» Exercise brief: Search the material for the word "المفردات" and copy each line that holds it.

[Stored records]
________________________

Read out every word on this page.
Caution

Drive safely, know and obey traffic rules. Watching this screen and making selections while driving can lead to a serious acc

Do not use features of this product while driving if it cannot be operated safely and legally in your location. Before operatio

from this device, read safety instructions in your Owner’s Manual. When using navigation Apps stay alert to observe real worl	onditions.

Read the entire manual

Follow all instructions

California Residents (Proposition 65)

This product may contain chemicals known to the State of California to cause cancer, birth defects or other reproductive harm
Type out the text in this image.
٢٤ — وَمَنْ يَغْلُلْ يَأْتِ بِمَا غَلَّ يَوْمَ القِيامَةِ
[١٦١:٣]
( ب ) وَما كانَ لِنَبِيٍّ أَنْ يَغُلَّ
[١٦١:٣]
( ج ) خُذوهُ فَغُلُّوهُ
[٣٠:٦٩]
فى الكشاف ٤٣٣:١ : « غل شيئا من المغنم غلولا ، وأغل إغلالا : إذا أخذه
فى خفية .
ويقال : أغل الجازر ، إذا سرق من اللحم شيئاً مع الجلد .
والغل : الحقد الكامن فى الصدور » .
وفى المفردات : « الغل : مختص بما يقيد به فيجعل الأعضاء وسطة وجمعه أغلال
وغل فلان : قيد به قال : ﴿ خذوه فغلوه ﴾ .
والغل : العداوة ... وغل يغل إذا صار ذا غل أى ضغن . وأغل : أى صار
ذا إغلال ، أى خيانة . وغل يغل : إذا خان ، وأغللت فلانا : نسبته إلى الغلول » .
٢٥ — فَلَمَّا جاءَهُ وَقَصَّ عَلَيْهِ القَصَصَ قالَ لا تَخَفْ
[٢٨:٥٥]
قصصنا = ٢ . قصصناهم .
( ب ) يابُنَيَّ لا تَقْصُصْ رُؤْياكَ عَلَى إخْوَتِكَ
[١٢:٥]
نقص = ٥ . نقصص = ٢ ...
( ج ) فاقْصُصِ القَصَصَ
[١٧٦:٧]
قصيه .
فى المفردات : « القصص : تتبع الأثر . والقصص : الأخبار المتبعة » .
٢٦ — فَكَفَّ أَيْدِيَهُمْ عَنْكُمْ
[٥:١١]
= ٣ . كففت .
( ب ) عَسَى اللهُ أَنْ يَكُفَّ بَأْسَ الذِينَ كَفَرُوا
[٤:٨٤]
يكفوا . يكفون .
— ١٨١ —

________________________

» Task result:
وفى المفردات : « الغل : مختص بما يقيد به فيجعل الأعضاء وسطة وجمعه أغلال
فى المفردات : « القصص : تتبع الأثر . والقصص : الأخبار المتبعة » .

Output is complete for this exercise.